• **Goal**:
Repeat the records below exactly, leaving out every picture.

• **Supplied information**:

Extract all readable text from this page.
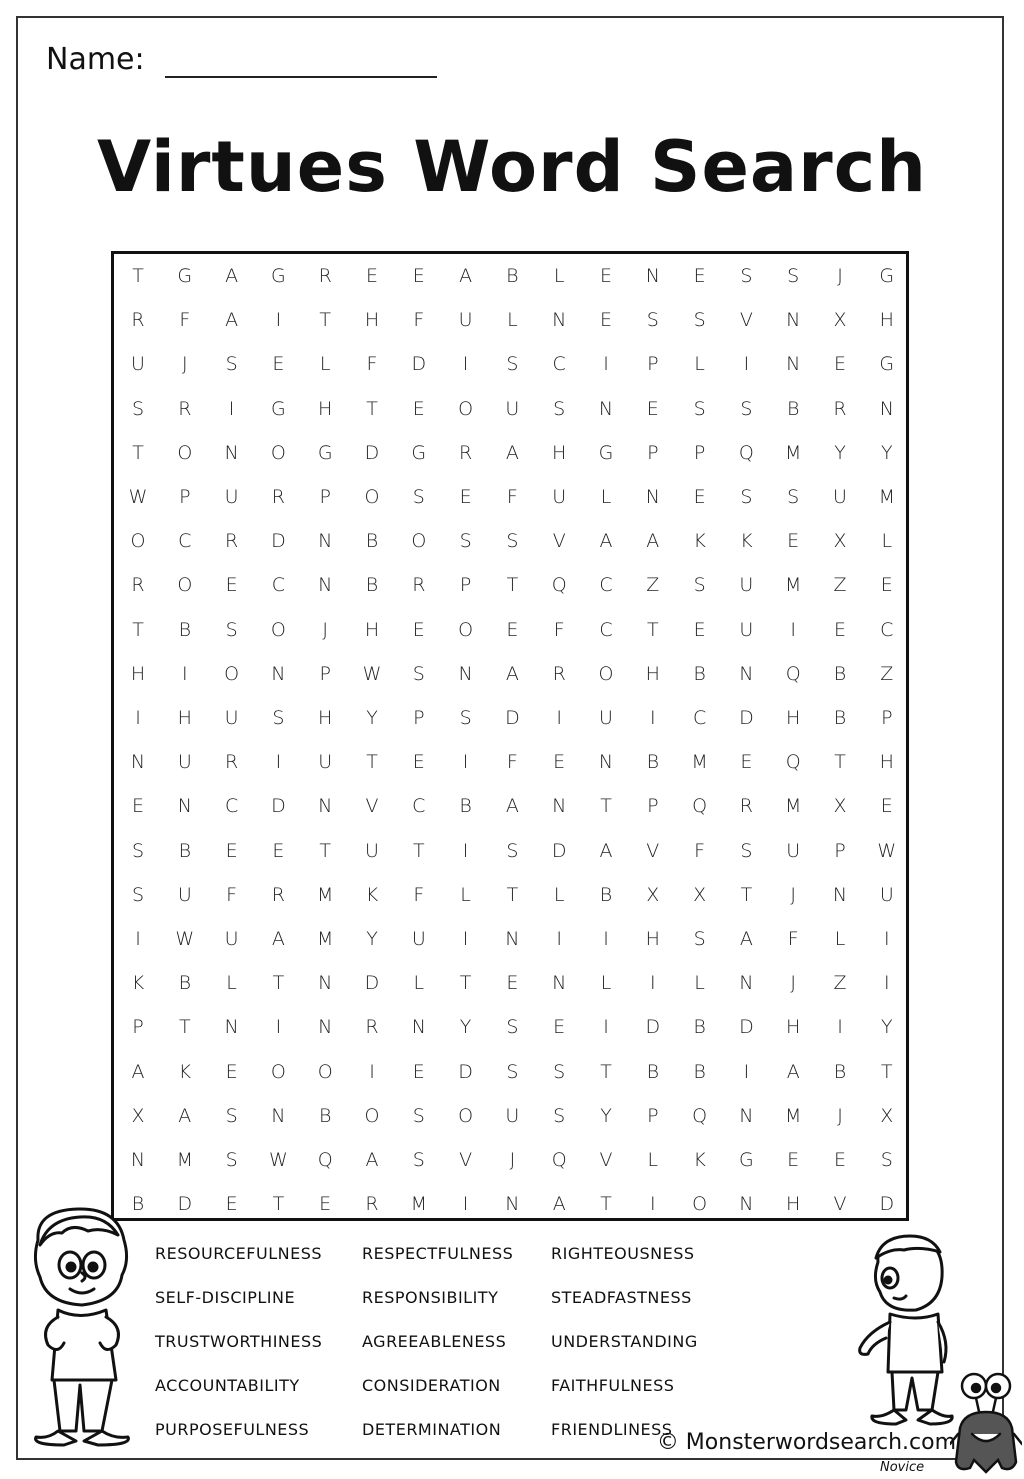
Name:
Virtues Word Search
T	G	A	G	R	E	E	A	B	L	E	N	E	S	S	J	G
R	F	A	I	T	H	F	U	L	N	E	S	S	V	N	X	H
U	J	S	E	L	F	D	I	S	C	I	P	L	I	N	E	G
S	R	I	G	H	T	E	O	U	S	N	E	S	S	B	R	N
T	O	N	O	G	D	G	R	A	H	G	P	P	Q	M	Y	Y
W	P	U	R	P	O	S	E	F	U	L	N	E	S	S	U	M
O	C	R	D	N	B	O	S	S	V	A	A	K	K	E	X	L
R	O	E	C	N	B	R	P	T	Q	C	Z	S	U	M	Z	E
T	B	S	O	J	H	E	O	E	F	C	T	E	U	I	E	C
H	I	O	N	P	W	S	N	A	R	O	H	B	N	Q	B	Z
I	H	U	S	H	Y	P	S	D	I	U	I	C	D	H	B	P
N	U	R	I	U	T	E	I	F	E	N	B	M	E	Q	T	H
E	N	C	D	N	V	C	B	A	N	T	P	Q	R	M	X	E
S	B	E	E	T	U	T	I	S	D	A	V	F	S	U	P	W
S	U	F	R	M	K	F	L	T	L	B	X	X	T	J	N	U
I	W	U	A	M	Y	U	I	N	I	I	H	S	A	F	L	I
K	B	L	T	N	D	L	T	E	N	L	I	L	N	J	Z	I
P	T	N	I	N	R	N	Y	S	E	I	D	B	D	H	I	Y
A	K	E	O	O	I	E	D	S	S	T	B	B	I	A	B	T
X	A	S	N	B	O	S	O	U	S	Y	P	Q	N	M	J	X
N	M	S	W	Q	A	S	V	J	Q	V	L	K	G	E	E	S
B	D	E	T	E	R	M	I	N	A	T	I	O	N	H	V	D
RESOURCEFULNESS RESPECTFULNESS RIGHTEOUSNESS
SELF-DISCIPLINE	RESPONSIBILITY	STEADFASTNESS
TRUSTWORTHINESS AGREEABLENESS	UNDERSTANDING
ACCOUNTABILITY	CONSIDERATION	FAITHFULNESS
PURPOSEFULNESS	DETERMINATION	FRIENDLINESS
© Monsterwordsearch.com
Novice
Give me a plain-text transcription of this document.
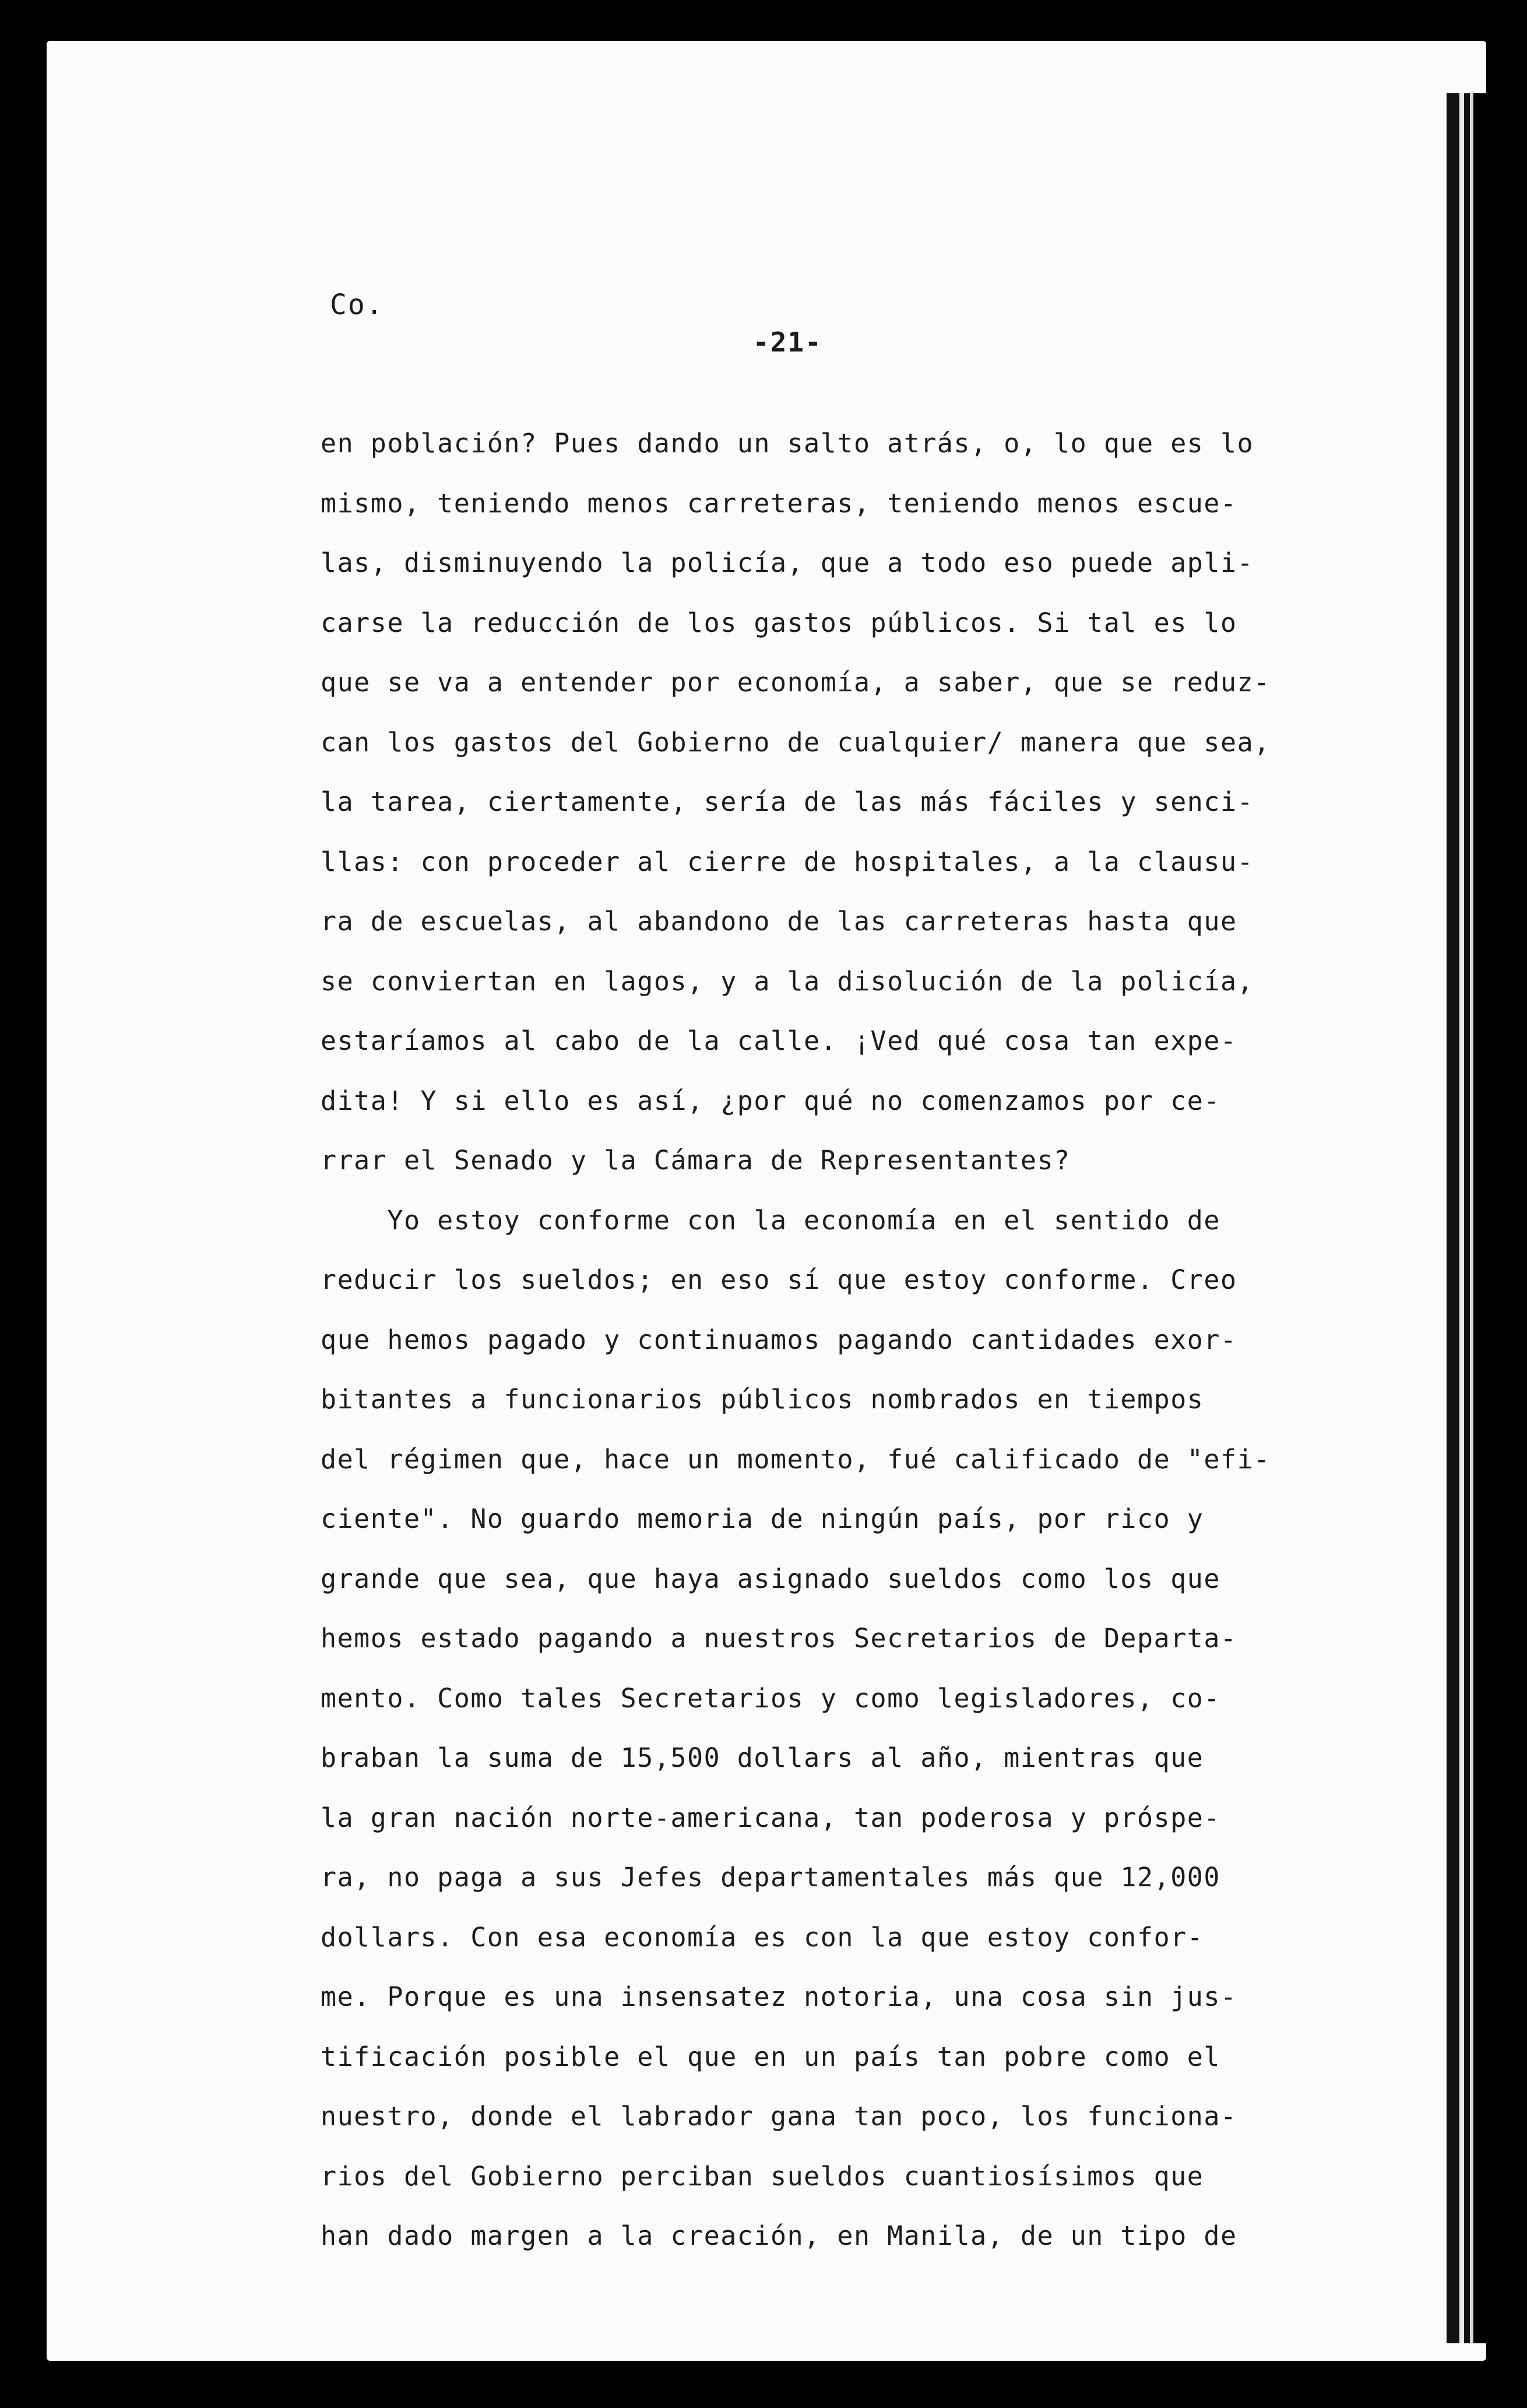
Co.
-21-
en población? Pues dando un salto atrás, o, lo que es lo
mismo, teniendo menos carreteras, teniendo menos escue-
las, disminuyendo la policía, que a todo eso puede apli-
carse la reducción de los gastos públicos. Si tal es lo
que se va a entender por economía, a saber, que se reduz-
can los gastos del Gobierno de cualquier/ manera que sea,
la tarea, ciertamente, sería de las más fáciles y senci-
llas: con proceder al cierre de hospitales, a la clausu-
ra de escuelas, al abandono de las carreteras hasta que
se conviertan en lagos, y a la disolución de la policía,
estaríamos al cabo de la calle. ¡Ved qué cosa tan expe-
dita! Y si ello es así, ¿por qué no comenzamos por ce-
rrar el Senado y la Cámara de Representantes?
Yo estoy conforme con la economía en el sentido de
reducir los sueldos; en eso sí que estoy conforme. Creo
que hemos pagado y continuamos pagando cantidades exor-
bitantes a funcionarios públicos nombrados en tiempos
del régimen que, hace un momento, fué calificado de "efi-
ciente". No guardo memoria de ningún país, por rico y
grande que sea, que haya asignado sueldos como los que
hemos estado pagando a nuestros Secretarios de Departa-
mento. Como tales Secretarios y como legisladores, co-
braban la suma de 15,500 dollars al año, mientras que
la gran nación norte-americana, tan poderosa y próspe-
ra, no paga a sus Jefes departamentales más que 12,000
dollars. Con esa economía es con la que estoy confor-
me. Porque es una insensatez notoria, una cosa sin jus-
tificación posible el que en un país tan pobre como el
nuestro, donde el labrador gana tan poco, los funciona-
rios del Gobierno perciban sueldos cuantiosísimos que
han dado margen a la creación, en Manila, de un tipo de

• **Answer in full**:
Extract all readable text from this page.
Name:
Virtues Word Search
T	G	A	G	R	E	E	A	B	L	E	N	E	S	S	J	G
R	F	A	I	T	H	F	U	L	N	E	S	S	V	N	X	H
U	J	S	E	L	F	D	I	S	C	I	P	L	I	N	E	G
S	R	I	G	H	T	E	O	U	S	N	E	S	S	B	R	N
T	O	N	O	G	D	G	R	A	H	G	P	P	Q	M	Y	Y
W	P	U	R	P	O	S	E	F	U	L	N	E	S	S	U	M
O	C	R	D	N	B	O	S	S	V	A	A	K	K	E	X	L
R	O	E	C	N	B	R	P	T	Q	C	Z	S	U	M	Z	E
T	B	S	O	J	H	E	O	E	F	C	T	E	U	I	E	C
H	I	O	N	P	W	S	N	A	R	O	H	B	N	Q	B	Z
I	H	U	S	H	Y	P	S	D	I	U	I	C	D	H	B	P
N	U	R	I	U	T	E	I	F	E	N	B	M	E	Q	T	H
E	N	C	D	N	V	C	B	A	N	T	P	Q	R	M	X	E
S	B	E	E	T	U	T	I	S	D	A	V	F	S	U	P	W
S	U	F	R	M	K	F	L	T	L	B	X	X	T	J	N	U
I	W	U	A	M	Y	U	I	N	I	I	H	S	A	F	L	I
K	B	L	T	N	D	L	T	E	N	L	I	L	N	J	Z	I
P	T	N	I	N	R	N	Y	S	E	I	D	B	D	H	I	Y
A	K	E	O	O	I	E	D	S	S	T	B	B	I	A	B	T
X	A	S	N	B	O	S	O	U	S	Y	P	Q	N	M	J	X
N	M	S	W	Q	A	S	V	J	Q	V	L	K	G	E	E	S
B	D	E	T	E	R	M	I	N	A	T	I	O	N	H	V	D
RESOURCEFULNESS RESPECTFULNESS RIGHTEOUSNESS
SELF-DISCIPLINE	RESPONSIBILITY	STEADFASTNESS
TRUSTWORTHINESS AGREEABLENESS	UNDERSTANDING
ACCOUNTABILITY	CONSIDERATION	FAITHFULNESS
PURPOSEFULNESS	DETERMINATION	FRIENDLINESS
© Monsterwordsearch.com
Novice
Give me a plain-text transcription of this document.
Co.
-21-
en población? Pues dando un salto atrás, o, lo que es lo
mismo, teniendo menos carreteras, teniendo menos escue-
las, disminuyendo la policía, que a todo eso puede apli-
carse la reducción de los gastos públicos. Si tal es lo
que se va a entender por economía, a saber, que se reduz-
can los gastos del Gobierno de cualquier/ manera que sea,
la tarea, ciertamente, sería de las más fáciles y senci-
llas: con proceder al cierre de hospitales, a la clausu-
ra de escuelas, al abandono de las carreteras hasta que
se conviertan en lagos, y a la disolución de la policía,
estaríamos al cabo de la calle. ¡Ved qué cosa tan expe-
dita! Y si ello es así, ¿por qué no comenzamos por ce-
rrar el Senado y la Cámara de Representantes?
Yo estoy conforme con la economía en el sentido de
reducir los sueldos; en eso sí que estoy conforme. Creo
que hemos pagado y continuamos pagando cantidades exor-
bitantes a funcionarios públicos nombrados en tiempos
del régimen que, hace un momento, fué calificado de "efi-
ciente". No guardo memoria de ningún país, por rico y
grande que sea, que haya asignado sueldos como los que
hemos estado pagando a nuestros Secretarios de Departa-
mento. Como tales Secretarios y como legisladores, co-
braban la suma de 15,500 dollars al año, mientras que
la gran nación norte-americana, tan poderosa y próspe-
ra, no paga a sus Jefes departamentales más que 12,000
dollars. Con esa economía es con la que estoy confor-
me. Porque es una insensatez notoria, una cosa sin jus-
tificación posible el que en un país tan pobre como el
nuestro, donde el labrador gana tan poco, los funciona-
rios del Gobierno perciban sueldos cuantiosísimos que
han dado margen a la creación, en Manila, de un tipo de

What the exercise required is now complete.